▶ Description of the task
Find all lines in the records that include the word "name", and copy them out.

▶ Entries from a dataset
* Start *

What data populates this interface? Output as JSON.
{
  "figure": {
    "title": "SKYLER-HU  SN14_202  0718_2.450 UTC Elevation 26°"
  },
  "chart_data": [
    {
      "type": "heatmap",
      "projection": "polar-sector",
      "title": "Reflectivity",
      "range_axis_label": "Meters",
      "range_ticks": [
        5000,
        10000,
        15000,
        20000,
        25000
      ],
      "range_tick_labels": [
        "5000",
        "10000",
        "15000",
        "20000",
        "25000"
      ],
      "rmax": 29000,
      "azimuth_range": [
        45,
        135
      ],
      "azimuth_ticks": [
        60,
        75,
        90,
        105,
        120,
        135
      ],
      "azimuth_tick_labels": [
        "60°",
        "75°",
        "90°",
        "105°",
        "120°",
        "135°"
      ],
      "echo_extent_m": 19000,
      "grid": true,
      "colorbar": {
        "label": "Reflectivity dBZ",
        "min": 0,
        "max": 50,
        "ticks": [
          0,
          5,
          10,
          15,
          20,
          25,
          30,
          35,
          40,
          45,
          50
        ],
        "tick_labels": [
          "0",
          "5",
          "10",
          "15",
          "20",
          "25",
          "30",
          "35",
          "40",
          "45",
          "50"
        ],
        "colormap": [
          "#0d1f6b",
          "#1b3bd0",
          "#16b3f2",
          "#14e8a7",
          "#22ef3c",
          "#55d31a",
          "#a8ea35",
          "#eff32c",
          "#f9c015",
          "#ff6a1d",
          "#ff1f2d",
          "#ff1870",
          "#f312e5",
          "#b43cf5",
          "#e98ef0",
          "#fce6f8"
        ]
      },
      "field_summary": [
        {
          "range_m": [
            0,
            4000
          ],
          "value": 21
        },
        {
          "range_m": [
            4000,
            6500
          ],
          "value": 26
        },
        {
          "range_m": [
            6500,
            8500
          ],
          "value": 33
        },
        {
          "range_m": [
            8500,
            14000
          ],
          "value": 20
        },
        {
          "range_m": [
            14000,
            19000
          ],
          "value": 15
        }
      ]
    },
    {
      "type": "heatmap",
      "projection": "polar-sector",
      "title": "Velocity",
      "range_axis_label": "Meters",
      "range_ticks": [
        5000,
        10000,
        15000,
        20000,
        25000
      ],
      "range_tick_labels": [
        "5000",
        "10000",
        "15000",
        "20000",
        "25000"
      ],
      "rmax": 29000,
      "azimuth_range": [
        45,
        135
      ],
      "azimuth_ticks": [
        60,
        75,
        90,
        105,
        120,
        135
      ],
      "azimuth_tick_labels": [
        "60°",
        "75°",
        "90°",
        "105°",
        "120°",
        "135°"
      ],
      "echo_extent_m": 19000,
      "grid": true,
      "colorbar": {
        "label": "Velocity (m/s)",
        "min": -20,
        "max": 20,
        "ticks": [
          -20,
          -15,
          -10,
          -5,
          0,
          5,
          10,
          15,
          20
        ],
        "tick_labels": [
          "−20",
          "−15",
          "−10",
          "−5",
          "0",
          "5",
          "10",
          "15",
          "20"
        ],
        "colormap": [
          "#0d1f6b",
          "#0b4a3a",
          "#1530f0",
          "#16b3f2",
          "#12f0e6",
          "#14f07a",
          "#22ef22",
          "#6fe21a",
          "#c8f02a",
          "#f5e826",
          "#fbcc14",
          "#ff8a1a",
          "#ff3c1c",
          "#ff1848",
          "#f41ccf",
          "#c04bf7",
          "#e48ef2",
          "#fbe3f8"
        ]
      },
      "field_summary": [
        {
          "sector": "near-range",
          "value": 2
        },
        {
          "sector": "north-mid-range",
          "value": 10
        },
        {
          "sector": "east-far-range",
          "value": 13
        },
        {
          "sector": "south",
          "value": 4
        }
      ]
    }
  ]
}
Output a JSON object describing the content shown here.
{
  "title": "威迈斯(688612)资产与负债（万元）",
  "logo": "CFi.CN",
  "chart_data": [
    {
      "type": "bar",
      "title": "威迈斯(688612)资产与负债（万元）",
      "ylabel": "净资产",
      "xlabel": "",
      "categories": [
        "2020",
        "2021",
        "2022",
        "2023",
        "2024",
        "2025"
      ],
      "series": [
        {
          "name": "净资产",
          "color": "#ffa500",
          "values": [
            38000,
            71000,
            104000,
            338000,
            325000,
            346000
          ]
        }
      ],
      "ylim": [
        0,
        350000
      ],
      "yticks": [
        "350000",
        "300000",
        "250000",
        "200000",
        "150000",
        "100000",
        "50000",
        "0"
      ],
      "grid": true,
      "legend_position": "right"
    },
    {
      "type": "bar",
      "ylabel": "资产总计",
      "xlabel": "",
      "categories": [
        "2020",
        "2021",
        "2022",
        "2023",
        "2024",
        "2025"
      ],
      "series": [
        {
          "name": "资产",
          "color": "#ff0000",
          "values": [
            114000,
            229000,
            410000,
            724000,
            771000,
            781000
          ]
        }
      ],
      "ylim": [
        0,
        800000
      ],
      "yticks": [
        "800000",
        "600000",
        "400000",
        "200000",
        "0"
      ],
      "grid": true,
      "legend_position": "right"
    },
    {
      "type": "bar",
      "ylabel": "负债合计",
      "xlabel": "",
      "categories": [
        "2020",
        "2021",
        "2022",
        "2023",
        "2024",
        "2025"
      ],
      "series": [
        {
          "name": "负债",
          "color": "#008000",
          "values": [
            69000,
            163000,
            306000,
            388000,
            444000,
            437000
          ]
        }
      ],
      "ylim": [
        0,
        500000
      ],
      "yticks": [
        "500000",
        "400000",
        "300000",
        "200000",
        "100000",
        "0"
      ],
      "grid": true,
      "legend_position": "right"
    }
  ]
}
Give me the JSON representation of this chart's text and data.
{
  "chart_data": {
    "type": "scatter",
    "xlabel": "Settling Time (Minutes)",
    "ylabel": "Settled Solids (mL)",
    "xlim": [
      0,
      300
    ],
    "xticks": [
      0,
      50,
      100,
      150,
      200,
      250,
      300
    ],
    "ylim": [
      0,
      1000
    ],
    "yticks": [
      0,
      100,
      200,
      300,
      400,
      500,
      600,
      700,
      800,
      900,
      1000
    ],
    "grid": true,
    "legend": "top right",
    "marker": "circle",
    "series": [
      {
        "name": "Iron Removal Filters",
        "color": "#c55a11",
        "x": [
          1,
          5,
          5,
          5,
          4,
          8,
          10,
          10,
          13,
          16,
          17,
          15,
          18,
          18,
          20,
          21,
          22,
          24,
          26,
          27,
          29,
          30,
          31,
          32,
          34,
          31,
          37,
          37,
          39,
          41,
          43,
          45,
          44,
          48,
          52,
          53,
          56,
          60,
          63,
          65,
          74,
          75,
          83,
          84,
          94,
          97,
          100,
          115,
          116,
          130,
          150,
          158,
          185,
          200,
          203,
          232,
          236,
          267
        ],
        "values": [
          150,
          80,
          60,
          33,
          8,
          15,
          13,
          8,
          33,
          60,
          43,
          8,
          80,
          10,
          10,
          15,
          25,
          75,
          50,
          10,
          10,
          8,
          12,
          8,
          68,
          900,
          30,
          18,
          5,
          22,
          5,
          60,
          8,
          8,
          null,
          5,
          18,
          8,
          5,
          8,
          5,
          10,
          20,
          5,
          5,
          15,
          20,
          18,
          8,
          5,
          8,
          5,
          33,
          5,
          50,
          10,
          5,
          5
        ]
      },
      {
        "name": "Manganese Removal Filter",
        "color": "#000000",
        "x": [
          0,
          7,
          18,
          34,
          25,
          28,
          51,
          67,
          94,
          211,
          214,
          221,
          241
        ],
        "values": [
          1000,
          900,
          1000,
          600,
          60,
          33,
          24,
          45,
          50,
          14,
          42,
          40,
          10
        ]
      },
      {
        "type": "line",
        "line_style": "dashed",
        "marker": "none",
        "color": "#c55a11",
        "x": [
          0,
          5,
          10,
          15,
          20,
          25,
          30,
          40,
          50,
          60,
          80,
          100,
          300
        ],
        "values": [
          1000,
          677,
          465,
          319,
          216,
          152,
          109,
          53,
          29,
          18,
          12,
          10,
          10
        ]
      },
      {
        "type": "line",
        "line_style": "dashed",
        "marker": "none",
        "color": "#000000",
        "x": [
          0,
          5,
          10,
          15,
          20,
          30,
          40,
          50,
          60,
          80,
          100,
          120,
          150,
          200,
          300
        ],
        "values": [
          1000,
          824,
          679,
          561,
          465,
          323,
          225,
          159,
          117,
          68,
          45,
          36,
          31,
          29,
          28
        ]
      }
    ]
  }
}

* End *

▶ Final result
          "name": "净资产",
          "name": "资产",
          "name": "负债",
        "name": "Iron Removal Filters",
        "name": "Manganese Removal Filter",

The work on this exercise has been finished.